Dataset listings of figures:
--

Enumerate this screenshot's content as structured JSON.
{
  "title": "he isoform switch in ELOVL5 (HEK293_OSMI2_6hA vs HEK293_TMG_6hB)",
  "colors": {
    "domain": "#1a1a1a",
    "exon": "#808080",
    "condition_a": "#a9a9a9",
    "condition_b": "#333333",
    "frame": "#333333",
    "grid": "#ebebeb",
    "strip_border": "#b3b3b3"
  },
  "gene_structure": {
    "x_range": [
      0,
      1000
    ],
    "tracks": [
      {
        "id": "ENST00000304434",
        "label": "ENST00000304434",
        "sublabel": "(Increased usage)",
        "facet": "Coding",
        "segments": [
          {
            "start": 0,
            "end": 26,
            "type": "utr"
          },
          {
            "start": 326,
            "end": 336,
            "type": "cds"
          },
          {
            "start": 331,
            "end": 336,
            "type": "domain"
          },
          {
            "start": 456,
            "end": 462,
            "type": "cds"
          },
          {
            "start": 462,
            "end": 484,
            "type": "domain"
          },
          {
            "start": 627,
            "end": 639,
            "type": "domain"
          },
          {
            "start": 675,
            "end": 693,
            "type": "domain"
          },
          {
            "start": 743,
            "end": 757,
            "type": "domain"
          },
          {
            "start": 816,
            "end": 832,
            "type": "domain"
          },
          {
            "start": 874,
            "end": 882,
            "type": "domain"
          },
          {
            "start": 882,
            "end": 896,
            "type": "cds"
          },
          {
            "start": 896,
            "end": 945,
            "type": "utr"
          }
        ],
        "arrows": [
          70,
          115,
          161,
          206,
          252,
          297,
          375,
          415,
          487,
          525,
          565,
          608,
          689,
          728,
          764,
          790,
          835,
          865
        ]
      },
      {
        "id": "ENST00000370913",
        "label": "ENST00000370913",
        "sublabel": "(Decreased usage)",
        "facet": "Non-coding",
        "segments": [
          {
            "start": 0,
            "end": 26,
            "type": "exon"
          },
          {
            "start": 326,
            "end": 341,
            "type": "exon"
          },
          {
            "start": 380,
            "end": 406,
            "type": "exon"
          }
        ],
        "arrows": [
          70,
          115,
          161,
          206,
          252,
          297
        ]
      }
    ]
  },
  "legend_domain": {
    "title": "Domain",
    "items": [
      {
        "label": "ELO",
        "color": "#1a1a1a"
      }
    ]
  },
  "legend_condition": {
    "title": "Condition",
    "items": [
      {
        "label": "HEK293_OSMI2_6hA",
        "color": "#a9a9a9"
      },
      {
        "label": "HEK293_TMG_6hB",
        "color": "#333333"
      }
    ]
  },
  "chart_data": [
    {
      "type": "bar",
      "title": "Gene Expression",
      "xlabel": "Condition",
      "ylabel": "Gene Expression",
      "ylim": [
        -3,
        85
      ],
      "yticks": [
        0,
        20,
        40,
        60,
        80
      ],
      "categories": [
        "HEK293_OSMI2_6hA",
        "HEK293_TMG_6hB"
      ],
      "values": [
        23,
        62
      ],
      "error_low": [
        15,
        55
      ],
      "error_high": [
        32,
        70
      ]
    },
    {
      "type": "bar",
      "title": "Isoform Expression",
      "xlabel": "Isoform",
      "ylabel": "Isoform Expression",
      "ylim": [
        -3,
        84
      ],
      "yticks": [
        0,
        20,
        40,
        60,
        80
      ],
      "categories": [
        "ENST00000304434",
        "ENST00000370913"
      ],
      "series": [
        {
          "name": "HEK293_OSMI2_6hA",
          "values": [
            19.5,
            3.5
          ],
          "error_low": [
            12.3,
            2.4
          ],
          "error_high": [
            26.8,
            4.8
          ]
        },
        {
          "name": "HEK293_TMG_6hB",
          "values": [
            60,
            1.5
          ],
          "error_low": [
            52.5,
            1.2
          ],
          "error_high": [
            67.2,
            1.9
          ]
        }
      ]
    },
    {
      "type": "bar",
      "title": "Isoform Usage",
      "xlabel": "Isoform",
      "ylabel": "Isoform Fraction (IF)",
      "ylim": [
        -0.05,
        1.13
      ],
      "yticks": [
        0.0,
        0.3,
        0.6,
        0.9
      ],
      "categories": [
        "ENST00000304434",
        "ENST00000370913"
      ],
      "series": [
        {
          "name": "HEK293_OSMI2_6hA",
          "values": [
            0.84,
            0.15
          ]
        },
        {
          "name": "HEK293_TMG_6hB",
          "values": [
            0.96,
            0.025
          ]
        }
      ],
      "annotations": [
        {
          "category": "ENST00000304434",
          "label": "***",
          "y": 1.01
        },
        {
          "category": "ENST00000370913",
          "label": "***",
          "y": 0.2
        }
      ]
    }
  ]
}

--

**What is expected:** Reproduce the records in full, exactly as written.

**The response:**
Enumerate this screenshot's content as structured JSON.
{
  "title": "he isoform switch in ELOVL5 (HEK293_OSMI2_6hA vs HEK293_TMG_6hB)",
  "colors": {
    "domain": "#1a1a1a",
    "exon": "#808080",
    "condition_a": "#a9a9a9",
    "condition_b": "#333333",
    "frame": "#333333",
    "grid": "#ebebeb",
    "strip_border": "#b3b3b3"
  },
  "gene_structure": {
    "x_range": [
      0,
      1000
    ],
    "tracks": [
      {
        "id": "ENST00000304434",
        "label": "ENST00000304434",
        "sublabel": "(Increased usage)",
        "facet": "Coding",
        "segments": [
          {
            "start": 0,
            "end": 26,
            "type": "utr"
          },
          {
            "start": 326,
            "end": 336,
            "type": "cds"
          },
          {
            "start": 331,
            "end": 336,
            "type": "domain"
          },
          {
            "start": 456,
            "end": 462,
            "type": "cds"
          },
          {
            "start": 462,
            "end": 484,
            "type": "domain"
          },
          {
            "start": 627,
            "end": 639,
            "type": "domain"
          },
          {
            "start": 675,
            "end": 693,
            "type": "domain"
          },
          {
            "start": 743,
            "end": 757,
            "type": "domain"
          },
          {
            "start": 816,
            "end": 832,
            "type": "domain"
          },
          {
            "start": 874,
            "end": 882,
            "type": "domain"
          },
          {
            "start": 882,
            "end": 896,
            "type": "cds"
          },
          {
            "start": 896,
            "end": 945,
            "type": "utr"
          }
        ],
        "arrows": [
          70,
          115,
          161,
          206,
          252,
          297,
          375,
          415,
          487,
          525,
          565,
          608,
          689,
          728,
          764,
          790,
          835,
          865
        ]
      },
      {
        "id": "ENST00000370913",
        "label": "ENST00000370913",
        "sublabel": "(Decreased usage)",
        "facet": "Non-coding",
        "segments": [
          {
            "start": 0,
            "end": 26,
            "type": "exon"
          },
          {
            "start": 326,
            "end": 341,
            "type": "exon"
          },
          {
            "start": 380,
            "end": 406,
            "type": "exon"
          }
        ],
        "arrows": [
          70,
          115,
          161,
          206,
          252,
          297
        ]
      }
    ]
  },
  "legend_domain": {
    "title": "Domain",
    "items": [
      {
        "label": "ELO",
        "color": "#1a1a1a"
      }
    ]
  },
  "legend_condition": {
    "title": "Condition",
    "items": [
      {
        "label": "HEK293_OSMI2_6hA",
        "color": "#a9a9a9"
      },
      {
        "label": "HEK293_TMG_6hB",
        "color": "#333333"
      }
    ]
  },
  "chart_data": [
    {
      "type": "bar",
      "title": "Gene Expression",
      "xlabel": "Condition",
      "ylabel": "Gene Expression",
      "ylim": [
        -3,
        85
      ],
      "yticks": [
        0,
        20,
        40,
        60,
        80
      ],
      "categories": [
        "HEK293_OSMI2_6hA",
        "HEK293_TMG_6hB"
      ],
      "values": [
        23,
        62
      ],
      "error_low": [
        15,
        55
      ],
      "error_high": [
        32,
        70
      ]
    },
    {
      "type": "bar",
      "title": "Isoform Expression",
      "xlabel": "Isoform",
      "ylabel": "Isoform Expression",
      "ylim": [
        -3,
        84
      ],
      "yticks": [
        0,
        20,
        40,
        60,
        80
      ],
      "categories": [
        "ENST00000304434",
        "ENST00000370913"
      ],
      "series": [
        {
          "name": "HEK293_OSMI2_6hA",
          "values": [
            19.5,
            3.5
          ],
          "error_low": [
            12.3,
            2.4
          ],
          "error_high": [
            26.8,
            4.8
          ]
        },
        {
          "name": "HEK293_TMG_6hB",
          "values": [
            60,
            1.5
          ],
          "error_low": [
            52.5,
            1.2
          ],
          "error_high": [
            67.2,
            1.9
          ]
        }
      ]
    },
    {
      "type": "bar",
      "title": "Isoform Usage",
      "xlabel": "Isoform",
      "ylabel": "Isoform Fraction (IF)",
      "ylim": [
        -0.05,
        1.13
      ],
      "yticks": [
        0.0,
        0.3,
        0.6,
        0.9
      ],
      "categories": [
        "ENST00000304434",
        "ENST00000370913"
      ],
      "series": [
        {
          "name": "HEK293_OSMI2_6hA",
          "values": [
            0.84,
            0.15
          ]
        },
        {
          "name": "HEK293_TMG_6hB",
          "values": [
            0.96,
            0.025
          ]
        }
      ],
      "annotations": [
        {
          "category": "ENST00000304434",
          "label": "***",
          "y": 1.01
        },
        {
          "category": "ENST00000370913",
          "label": "***",
          "y": 0.2
        }
      ]
    }
  ]
}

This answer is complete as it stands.